■ **Data items**:
--------

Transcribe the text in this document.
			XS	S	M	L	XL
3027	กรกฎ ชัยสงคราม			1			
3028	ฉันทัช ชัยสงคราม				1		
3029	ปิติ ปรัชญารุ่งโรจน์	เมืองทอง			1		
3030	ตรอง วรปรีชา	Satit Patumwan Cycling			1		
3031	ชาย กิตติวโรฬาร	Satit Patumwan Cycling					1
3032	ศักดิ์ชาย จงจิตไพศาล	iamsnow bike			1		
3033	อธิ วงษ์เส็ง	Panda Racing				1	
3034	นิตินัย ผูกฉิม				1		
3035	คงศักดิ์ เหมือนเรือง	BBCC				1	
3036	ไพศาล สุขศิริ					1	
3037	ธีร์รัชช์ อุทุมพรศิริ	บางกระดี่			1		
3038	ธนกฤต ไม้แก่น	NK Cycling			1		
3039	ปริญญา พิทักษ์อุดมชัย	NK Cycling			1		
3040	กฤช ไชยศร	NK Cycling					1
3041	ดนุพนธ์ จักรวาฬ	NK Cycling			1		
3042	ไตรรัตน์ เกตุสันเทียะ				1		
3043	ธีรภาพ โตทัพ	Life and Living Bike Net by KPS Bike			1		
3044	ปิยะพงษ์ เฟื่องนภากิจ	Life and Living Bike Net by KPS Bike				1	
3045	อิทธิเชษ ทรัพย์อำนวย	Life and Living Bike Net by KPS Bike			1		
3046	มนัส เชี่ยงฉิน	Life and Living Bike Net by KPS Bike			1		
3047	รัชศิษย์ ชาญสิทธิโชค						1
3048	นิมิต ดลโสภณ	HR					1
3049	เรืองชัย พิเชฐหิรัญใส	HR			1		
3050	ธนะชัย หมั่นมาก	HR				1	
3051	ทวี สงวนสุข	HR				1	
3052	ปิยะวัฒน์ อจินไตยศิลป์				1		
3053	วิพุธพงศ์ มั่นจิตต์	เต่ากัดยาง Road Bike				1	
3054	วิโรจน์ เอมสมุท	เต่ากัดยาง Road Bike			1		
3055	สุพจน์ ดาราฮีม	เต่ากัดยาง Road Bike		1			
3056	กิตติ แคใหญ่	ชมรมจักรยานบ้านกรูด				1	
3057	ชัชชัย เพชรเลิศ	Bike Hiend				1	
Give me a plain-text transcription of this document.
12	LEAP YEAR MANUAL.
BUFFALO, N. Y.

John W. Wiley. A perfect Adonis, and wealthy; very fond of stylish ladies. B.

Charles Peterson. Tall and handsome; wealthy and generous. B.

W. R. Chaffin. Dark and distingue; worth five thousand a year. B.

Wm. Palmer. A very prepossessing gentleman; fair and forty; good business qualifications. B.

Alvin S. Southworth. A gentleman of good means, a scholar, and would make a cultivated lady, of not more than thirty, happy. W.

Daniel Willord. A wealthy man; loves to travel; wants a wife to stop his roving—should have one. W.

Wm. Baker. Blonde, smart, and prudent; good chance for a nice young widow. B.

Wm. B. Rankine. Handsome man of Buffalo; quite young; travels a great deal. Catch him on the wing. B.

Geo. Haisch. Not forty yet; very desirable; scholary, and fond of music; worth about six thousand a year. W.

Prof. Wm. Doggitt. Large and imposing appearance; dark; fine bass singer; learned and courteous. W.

--------

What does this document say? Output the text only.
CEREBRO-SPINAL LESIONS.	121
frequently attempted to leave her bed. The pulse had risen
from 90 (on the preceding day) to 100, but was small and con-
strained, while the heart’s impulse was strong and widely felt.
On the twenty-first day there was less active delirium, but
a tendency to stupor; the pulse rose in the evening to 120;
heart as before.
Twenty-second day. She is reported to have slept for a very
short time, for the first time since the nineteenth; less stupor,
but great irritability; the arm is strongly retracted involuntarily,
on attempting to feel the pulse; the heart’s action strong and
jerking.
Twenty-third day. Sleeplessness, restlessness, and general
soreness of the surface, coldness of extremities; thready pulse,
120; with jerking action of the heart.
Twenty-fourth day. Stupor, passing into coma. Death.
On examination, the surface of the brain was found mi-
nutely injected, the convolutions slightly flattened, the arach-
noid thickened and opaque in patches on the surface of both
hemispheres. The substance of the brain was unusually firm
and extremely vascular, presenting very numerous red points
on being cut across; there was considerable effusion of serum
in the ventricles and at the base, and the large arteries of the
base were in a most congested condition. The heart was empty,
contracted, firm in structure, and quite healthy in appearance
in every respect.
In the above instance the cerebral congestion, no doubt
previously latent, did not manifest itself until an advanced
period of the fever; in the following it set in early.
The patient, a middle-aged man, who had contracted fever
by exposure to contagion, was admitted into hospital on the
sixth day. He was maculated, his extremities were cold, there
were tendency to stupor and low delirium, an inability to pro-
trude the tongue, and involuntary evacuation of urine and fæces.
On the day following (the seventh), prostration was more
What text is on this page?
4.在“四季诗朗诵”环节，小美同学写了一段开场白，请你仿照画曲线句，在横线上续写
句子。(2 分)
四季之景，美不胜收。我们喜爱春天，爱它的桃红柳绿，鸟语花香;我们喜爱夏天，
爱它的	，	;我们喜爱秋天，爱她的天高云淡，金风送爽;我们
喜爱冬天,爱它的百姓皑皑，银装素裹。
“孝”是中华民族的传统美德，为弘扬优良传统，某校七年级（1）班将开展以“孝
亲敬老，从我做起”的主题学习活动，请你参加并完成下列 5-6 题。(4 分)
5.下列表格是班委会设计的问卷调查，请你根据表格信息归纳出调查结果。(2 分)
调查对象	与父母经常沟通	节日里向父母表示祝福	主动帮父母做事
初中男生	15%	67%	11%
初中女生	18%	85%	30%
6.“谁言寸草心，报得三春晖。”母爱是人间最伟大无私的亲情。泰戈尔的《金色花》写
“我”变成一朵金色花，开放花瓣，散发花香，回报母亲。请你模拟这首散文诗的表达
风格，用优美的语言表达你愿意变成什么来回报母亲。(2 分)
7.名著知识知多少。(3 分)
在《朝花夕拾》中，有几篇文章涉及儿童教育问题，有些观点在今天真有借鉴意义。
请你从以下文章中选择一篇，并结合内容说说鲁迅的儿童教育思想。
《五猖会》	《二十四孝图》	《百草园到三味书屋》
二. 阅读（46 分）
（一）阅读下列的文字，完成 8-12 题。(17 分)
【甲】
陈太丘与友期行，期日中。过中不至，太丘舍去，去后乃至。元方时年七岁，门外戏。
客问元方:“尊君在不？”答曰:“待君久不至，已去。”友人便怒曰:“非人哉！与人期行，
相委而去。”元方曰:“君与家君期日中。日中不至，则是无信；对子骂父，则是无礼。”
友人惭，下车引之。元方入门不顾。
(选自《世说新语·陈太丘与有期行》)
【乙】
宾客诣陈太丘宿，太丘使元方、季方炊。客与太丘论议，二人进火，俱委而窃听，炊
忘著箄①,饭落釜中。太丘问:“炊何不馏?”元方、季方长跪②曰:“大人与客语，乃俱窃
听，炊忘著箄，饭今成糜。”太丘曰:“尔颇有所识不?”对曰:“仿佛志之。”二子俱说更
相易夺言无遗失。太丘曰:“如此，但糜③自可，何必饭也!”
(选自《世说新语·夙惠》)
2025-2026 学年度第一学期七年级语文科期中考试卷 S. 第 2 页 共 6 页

--------

■ **Your objective**: Pull out each line of the listing that holds the string "thousand".

■ **The answer**:
W. R. Chaffin. Dark and distingue; worth five thousand a year. B.
Geo. Haisch. Not forty yet; very desirable; scholary, and fond of music; worth about six thousand a year. W.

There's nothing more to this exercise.